» **REQUIRED WORK**
Repeat the material in full. Keep every line exactly as it is.

Recorded data
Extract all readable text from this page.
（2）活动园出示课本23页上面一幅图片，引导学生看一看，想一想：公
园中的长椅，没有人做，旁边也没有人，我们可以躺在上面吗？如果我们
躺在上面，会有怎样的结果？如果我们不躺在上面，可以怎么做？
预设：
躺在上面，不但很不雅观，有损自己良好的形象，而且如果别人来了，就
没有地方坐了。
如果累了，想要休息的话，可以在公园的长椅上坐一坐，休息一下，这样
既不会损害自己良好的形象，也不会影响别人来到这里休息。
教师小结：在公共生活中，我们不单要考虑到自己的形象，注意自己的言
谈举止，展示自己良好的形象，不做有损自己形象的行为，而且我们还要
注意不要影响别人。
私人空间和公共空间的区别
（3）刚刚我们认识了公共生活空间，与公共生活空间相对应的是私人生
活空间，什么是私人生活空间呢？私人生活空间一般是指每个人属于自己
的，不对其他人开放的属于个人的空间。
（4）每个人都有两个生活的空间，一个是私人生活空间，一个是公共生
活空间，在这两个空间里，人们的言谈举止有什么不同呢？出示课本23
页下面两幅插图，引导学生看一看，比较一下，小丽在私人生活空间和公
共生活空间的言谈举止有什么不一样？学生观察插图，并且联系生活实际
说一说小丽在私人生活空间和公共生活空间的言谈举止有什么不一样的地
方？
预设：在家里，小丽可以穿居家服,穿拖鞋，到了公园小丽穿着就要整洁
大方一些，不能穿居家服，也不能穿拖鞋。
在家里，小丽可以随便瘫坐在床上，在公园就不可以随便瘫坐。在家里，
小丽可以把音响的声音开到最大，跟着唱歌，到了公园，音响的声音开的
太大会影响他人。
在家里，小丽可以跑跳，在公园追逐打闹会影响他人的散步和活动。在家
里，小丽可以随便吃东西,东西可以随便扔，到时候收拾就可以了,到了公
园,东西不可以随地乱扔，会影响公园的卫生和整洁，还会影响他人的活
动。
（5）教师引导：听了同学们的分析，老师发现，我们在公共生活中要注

» **THE OUTPUT**
Extract all readable text from this page.
（2）活动园出示课本23页上面一幅图片，引导学生看一看，想一想：公
园中的长椅，没有人做，旁边也没有人，我们可以躺在上面吗？如果我们
躺在上面，会有怎样的结果？如果我们不躺在上面，可以怎么做？
预设：
躺在上面，不但很不雅观，有损自己良好的形象，而且如果别人来了，就
没有地方坐了。
如果累了，想要休息的话，可以在公园的长椅上坐一坐，休息一下，这样
既不会损害自己良好的形象，也不会影响别人来到这里休息。
教师小结：在公共生活中，我们不单要考虑到自己的形象，注意自己的言
谈举止，展示自己良好的形象，不做有损自己形象的行为，而且我们还要
注意不要影响别人。
私人空间和公共空间的区别
（3）刚刚我们认识了公共生活空间，与公共生活空间相对应的是私人生
活空间，什么是私人生活空间呢？私人生活空间一般是指每个人属于自己
的，不对其他人开放的属于个人的空间。
（4）每个人都有两个生活的空间，一个是私人生活空间，一个是公共生
活空间，在这两个空间里，人们的言谈举止有什么不同呢？出示课本23
页下面两幅插图，引导学生看一看，比较一下，小丽在私人生活空间和公
共生活空间的言谈举止有什么不一样？学生观察插图，并且联系生活实际
说一说小丽在私人生活空间和公共生活空间的言谈举止有什么不一样的地
方？
预设：在家里，小丽可以穿居家服,穿拖鞋，到了公园小丽穿着就要整洁
大方一些，不能穿居家服，也不能穿拖鞋。
在家里，小丽可以随便瘫坐在床上，在公园就不可以随便瘫坐。在家里，
小丽可以把音响的声音开到最大，跟着唱歌，到了公园，音响的声音开的
太大会影响他人。
在家里，小丽可以跑跳，在公园追逐打闹会影响他人的散步和活动。在家
里，小丽可以随便吃东西,东西可以随便扔，到时候收拾就可以了,到了公
园,东西不可以随地乱扔，会影响公园的卫生和整洁，还会影响他人的活
动。
（5）教师引导：听了同学们的分析，老师发现，我们在公共生活中要注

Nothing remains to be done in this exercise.